Recorded data
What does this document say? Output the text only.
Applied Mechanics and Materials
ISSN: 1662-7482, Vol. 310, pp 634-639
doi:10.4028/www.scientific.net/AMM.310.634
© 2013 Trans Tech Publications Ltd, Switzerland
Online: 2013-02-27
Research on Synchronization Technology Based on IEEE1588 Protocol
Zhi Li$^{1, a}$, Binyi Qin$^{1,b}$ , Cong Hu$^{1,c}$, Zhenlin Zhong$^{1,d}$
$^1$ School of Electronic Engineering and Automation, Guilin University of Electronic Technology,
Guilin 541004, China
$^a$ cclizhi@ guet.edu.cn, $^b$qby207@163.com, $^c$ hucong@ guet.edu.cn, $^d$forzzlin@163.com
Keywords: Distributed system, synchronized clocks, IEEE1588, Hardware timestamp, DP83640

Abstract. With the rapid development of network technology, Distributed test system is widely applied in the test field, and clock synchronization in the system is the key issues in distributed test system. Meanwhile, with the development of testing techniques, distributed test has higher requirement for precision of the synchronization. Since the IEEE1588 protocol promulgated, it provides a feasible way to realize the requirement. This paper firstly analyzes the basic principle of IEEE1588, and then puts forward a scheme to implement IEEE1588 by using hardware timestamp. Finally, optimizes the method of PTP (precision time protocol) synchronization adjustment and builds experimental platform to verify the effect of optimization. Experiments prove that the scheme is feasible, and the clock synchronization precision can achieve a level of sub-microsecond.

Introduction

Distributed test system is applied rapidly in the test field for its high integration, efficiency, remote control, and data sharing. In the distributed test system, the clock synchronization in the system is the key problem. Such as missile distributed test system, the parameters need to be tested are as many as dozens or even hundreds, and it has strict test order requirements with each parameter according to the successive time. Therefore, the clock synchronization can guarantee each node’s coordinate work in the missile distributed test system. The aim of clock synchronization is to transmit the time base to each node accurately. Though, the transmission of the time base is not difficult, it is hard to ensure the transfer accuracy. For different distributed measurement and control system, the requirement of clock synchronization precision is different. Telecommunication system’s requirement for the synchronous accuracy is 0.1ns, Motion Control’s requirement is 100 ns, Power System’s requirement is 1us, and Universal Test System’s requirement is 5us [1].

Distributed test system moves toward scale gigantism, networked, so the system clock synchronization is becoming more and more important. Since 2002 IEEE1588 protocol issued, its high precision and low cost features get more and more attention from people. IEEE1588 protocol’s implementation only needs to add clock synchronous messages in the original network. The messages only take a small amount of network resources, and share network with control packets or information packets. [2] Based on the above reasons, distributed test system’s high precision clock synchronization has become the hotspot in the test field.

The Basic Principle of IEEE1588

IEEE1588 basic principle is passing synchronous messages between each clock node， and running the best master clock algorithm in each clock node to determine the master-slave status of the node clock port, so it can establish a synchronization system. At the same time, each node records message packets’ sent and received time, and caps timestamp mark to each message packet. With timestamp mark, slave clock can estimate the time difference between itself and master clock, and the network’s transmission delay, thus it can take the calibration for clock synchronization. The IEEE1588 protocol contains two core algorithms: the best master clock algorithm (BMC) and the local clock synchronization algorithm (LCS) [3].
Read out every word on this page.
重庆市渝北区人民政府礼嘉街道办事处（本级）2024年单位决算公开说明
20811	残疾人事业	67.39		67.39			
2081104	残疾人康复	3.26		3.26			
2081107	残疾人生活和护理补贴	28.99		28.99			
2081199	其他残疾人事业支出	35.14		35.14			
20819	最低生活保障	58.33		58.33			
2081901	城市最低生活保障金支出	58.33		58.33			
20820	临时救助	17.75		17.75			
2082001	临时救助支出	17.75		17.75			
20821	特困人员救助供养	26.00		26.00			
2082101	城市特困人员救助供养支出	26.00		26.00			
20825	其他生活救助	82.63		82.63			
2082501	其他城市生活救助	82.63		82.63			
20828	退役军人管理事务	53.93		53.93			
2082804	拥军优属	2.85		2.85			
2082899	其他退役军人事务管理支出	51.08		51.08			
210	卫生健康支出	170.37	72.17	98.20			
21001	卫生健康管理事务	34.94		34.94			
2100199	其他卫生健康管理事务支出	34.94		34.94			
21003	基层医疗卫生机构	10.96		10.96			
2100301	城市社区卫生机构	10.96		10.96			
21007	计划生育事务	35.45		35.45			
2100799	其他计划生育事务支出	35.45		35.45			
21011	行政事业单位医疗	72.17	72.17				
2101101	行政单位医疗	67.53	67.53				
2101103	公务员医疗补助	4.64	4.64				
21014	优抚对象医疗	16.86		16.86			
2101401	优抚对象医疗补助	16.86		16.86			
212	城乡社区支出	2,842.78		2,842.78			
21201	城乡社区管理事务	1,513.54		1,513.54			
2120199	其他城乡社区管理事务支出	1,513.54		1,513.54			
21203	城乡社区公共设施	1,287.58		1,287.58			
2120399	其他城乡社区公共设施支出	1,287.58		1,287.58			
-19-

YOUR GOAL
Your answer should be a single number: the count of lines in the data that include the word "only".

EXERCISE ANSWER
2